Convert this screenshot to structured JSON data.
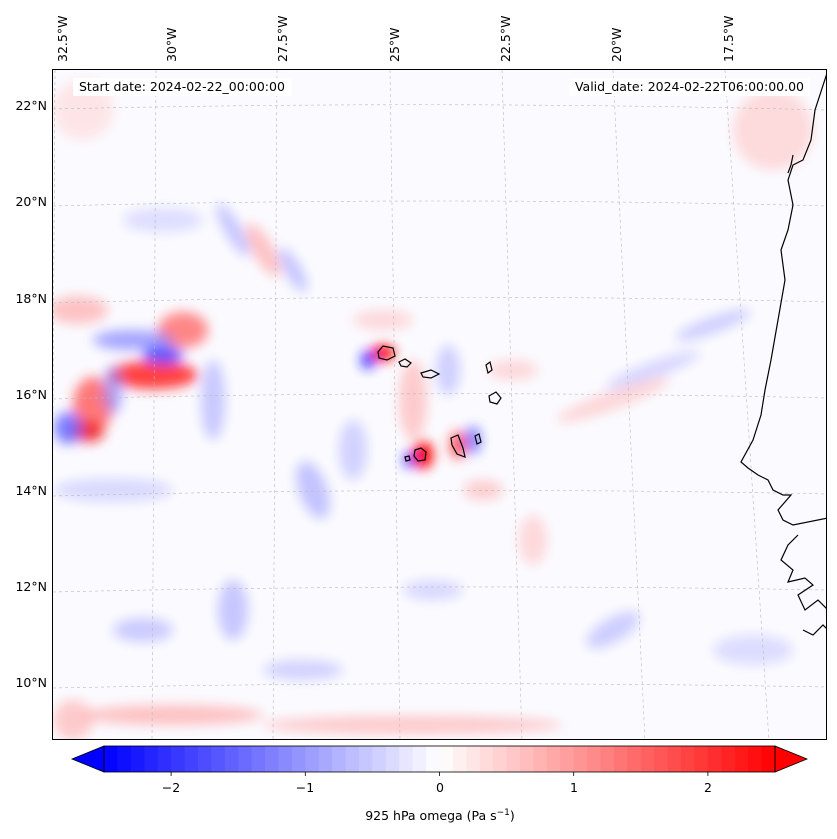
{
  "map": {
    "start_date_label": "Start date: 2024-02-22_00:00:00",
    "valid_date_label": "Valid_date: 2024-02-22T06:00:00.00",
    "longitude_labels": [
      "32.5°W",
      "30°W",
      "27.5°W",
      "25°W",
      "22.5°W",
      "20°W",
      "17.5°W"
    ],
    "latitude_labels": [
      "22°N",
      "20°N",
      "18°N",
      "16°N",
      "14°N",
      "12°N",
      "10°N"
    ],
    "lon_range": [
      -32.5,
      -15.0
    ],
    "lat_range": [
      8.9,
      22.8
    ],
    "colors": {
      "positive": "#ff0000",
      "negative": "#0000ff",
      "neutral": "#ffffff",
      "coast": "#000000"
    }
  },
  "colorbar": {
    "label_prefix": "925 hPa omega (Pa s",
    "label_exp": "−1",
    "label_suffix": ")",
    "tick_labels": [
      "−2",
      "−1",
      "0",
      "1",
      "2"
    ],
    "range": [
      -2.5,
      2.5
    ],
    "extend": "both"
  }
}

▸ What this task involves
Omit pictures; set down the rest of the material word for word.

▸ Answer below
Convert this screenshot to structured JSON data.
{
  "map": {
    "start_date_label": "Start date: 2024-02-22_00:00:00",
    "valid_date_label": "Valid_date: 2024-02-22T06:00:00.00",
    "longitude_labels": [
      "32.5°W",
      "30°W",
      "27.5°W",
      "25°W",
      "22.5°W",
      "20°W",
      "17.5°W"
    ],
    "latitude_labels": [
      "22°N",
      "20°N",
      "18°N",
      "16°N",
      "14°N",
      "12°N",
      "10°N"
    ],
    "lon_range": [
      -32.5,
      -15.0
    ],
    "lat_range": [
      8.9,
      22.8
    ],
    "colors": {
      "positive": "#ff0000",
      "negative": "#0000ff",
      "neutral": "#ffffff",
      "coast": "#000000"
    }
  },
  "colorbar": {
    "label_prefix": "925 hPa omega (Pa s",
    "label_exp": "−1",
    "label_suffix": ")",
    "tick_labels": [
      "−2",
      "−1",
      "0",
      "1",
      "2"
    ],
    "range": [
      -2.5,
      2.5
    ],
    "extend": "both"
  }
}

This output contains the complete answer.